Your instructions ::
Which lines have the string "humiditatis"? Copy all of them from the entries below.
==============================
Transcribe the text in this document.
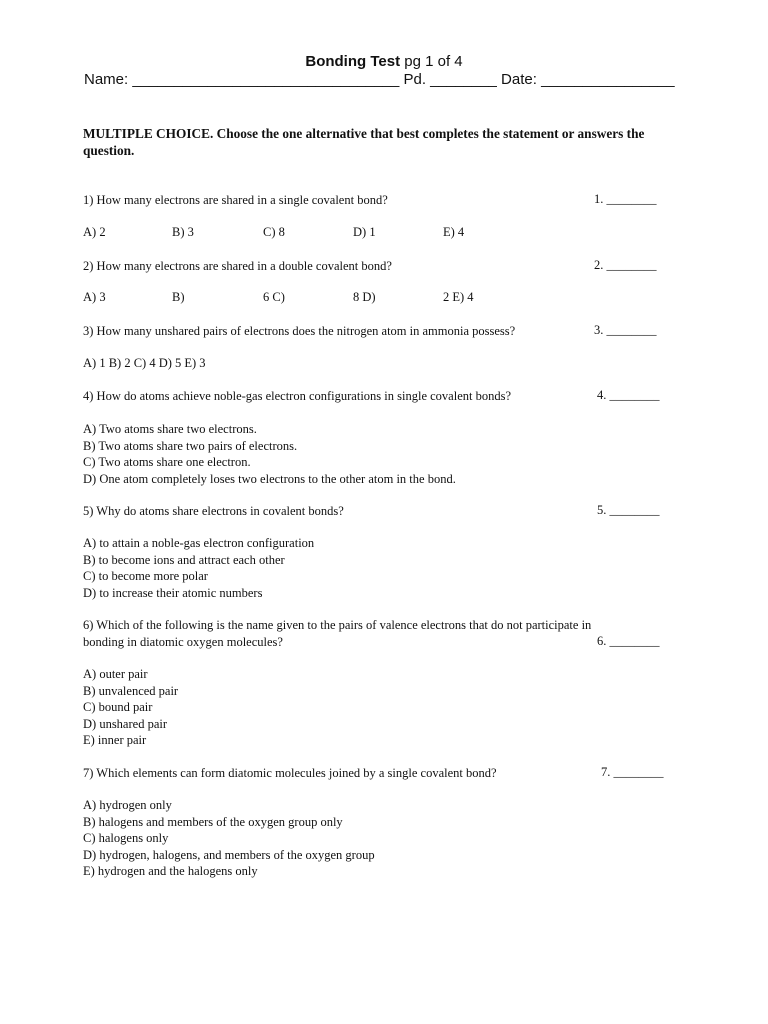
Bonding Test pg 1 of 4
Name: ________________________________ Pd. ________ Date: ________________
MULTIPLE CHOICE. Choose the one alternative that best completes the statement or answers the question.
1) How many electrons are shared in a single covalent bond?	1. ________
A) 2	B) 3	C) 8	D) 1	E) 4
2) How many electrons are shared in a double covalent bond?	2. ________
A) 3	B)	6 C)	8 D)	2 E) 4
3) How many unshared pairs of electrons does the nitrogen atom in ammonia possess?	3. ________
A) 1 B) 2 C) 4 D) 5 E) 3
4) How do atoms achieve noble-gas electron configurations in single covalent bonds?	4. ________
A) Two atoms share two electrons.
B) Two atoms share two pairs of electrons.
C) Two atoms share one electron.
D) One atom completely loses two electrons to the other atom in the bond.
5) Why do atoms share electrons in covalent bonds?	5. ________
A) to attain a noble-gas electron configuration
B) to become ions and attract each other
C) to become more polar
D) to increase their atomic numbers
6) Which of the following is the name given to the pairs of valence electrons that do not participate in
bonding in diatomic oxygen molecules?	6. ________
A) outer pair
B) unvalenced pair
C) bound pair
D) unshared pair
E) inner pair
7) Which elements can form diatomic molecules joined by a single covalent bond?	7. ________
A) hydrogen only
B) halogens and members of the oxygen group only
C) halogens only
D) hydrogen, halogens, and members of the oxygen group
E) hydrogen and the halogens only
==============================
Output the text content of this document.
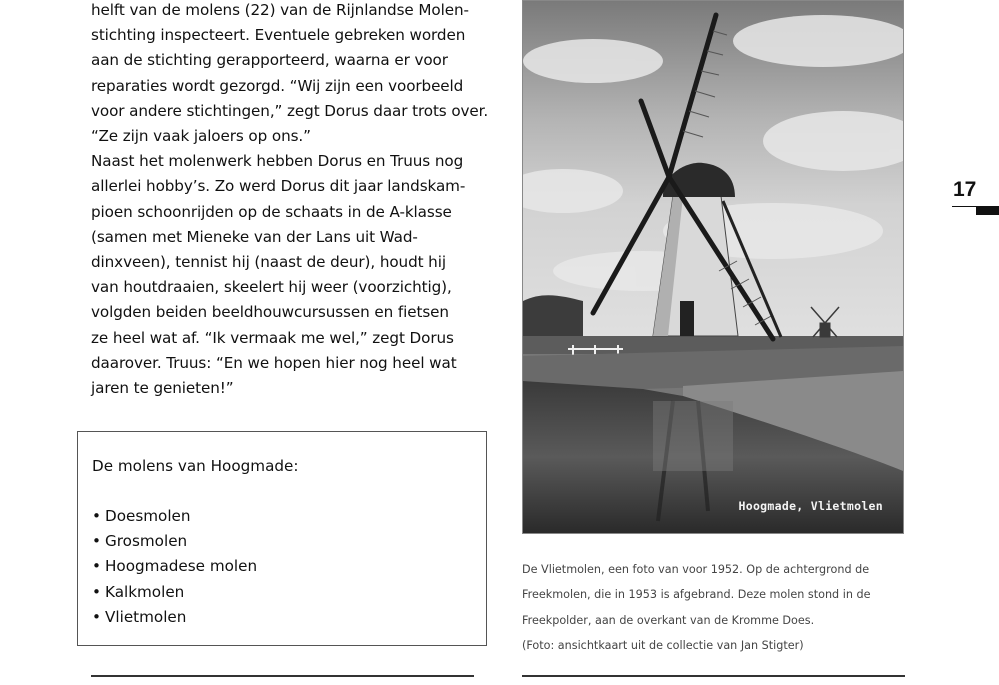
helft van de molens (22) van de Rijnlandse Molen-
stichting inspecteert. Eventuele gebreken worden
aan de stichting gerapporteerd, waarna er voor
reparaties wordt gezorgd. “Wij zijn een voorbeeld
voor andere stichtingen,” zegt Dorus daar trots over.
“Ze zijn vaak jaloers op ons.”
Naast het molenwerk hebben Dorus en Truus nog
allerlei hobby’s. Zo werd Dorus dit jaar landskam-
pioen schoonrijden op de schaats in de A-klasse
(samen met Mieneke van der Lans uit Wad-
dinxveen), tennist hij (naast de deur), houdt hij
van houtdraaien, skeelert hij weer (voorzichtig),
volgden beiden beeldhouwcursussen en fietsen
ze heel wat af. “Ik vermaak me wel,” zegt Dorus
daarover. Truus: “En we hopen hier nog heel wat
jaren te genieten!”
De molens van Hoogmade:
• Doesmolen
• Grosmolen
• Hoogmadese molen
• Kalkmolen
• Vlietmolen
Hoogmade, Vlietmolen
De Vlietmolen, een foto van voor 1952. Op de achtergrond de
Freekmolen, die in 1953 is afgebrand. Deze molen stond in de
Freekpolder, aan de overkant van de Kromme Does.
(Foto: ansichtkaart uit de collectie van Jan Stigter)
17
==============================
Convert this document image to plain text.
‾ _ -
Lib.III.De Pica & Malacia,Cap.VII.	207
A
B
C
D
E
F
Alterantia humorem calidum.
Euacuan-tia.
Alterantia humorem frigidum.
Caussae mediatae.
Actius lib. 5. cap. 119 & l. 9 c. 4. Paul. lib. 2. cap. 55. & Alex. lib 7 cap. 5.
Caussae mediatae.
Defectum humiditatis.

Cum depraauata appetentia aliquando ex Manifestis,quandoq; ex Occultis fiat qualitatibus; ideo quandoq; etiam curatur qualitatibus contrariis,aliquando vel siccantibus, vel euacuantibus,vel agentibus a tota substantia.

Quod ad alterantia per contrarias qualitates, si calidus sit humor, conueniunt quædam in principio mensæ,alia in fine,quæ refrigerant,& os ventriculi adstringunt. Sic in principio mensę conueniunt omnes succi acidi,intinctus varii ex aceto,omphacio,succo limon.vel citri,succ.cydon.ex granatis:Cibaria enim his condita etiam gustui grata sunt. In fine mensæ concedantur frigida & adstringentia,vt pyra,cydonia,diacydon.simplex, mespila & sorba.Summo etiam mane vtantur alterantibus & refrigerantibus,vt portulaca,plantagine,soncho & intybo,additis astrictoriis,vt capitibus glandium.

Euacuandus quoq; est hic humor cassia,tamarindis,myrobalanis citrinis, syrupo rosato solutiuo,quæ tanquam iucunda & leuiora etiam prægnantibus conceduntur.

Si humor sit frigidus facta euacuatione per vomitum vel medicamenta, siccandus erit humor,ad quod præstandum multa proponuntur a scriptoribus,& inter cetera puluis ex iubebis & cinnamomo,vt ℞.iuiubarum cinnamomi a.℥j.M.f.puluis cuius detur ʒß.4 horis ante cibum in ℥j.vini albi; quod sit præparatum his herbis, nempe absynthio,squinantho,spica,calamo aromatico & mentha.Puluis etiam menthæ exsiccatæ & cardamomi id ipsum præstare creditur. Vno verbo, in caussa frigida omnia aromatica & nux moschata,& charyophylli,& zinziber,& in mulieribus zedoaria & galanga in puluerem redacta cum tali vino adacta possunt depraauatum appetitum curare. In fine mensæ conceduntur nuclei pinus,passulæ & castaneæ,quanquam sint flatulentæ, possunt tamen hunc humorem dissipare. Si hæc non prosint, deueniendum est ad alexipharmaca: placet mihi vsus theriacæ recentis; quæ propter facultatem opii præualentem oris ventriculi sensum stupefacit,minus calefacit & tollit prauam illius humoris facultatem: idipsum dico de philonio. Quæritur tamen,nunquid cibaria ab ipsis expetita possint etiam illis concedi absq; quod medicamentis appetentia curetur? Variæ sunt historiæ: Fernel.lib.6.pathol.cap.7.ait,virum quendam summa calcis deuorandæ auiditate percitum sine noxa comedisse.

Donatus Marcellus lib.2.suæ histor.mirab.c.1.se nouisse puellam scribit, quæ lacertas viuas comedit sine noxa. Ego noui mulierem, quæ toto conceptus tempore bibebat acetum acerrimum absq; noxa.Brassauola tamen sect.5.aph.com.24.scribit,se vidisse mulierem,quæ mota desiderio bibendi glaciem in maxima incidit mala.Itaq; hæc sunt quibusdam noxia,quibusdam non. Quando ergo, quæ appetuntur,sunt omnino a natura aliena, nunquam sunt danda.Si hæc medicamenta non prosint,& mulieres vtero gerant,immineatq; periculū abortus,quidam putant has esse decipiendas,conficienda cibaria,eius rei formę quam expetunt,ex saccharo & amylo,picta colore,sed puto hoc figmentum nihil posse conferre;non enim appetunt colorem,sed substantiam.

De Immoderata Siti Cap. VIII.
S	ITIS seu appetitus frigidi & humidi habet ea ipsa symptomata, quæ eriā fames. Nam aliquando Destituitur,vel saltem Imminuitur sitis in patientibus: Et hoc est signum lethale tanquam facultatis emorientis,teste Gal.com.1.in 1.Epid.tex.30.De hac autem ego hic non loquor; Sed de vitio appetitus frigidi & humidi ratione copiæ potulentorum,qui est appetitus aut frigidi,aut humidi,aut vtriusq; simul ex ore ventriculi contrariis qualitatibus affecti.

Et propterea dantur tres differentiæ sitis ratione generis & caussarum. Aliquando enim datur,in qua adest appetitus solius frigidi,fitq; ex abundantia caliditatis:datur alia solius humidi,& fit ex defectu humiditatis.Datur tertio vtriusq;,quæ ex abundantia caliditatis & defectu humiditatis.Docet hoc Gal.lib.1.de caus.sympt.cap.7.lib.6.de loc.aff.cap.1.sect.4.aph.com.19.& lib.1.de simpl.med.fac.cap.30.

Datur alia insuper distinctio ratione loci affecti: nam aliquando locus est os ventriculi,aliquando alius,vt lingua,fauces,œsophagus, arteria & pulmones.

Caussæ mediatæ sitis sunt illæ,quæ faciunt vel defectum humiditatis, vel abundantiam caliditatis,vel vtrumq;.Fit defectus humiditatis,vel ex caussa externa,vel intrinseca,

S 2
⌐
==============================
Final result ::
Defectum humiditatis.
Et propterea dantur tres differentiæ sitis ratione generis & caussarum. Aliquando enim datur,in qua adest appetitus solius frigidi,fitq; ex abundantia caliditatis:datur alia solius humidi,& fit ex defectu humiditatis.Datur tertio vtriusq;,quæ ex abundantia caliditatis & defectu humiditatis.Docet hoc Gal.lib.1.de caus.sympt.cap.7.lib.6.de loc.aff.cap.1.sect.4.aph.com.19.& lib.1.de simpl.med.fac.cap.30.
Caussæ mediatæ sitis sunt illæ,quæ faciunt vel defectum humiditatis, vel abundantiam caliditatis,vel vtrumq;.Fit defectus humiditatis,vel ex caussa externa,vel intrinseca,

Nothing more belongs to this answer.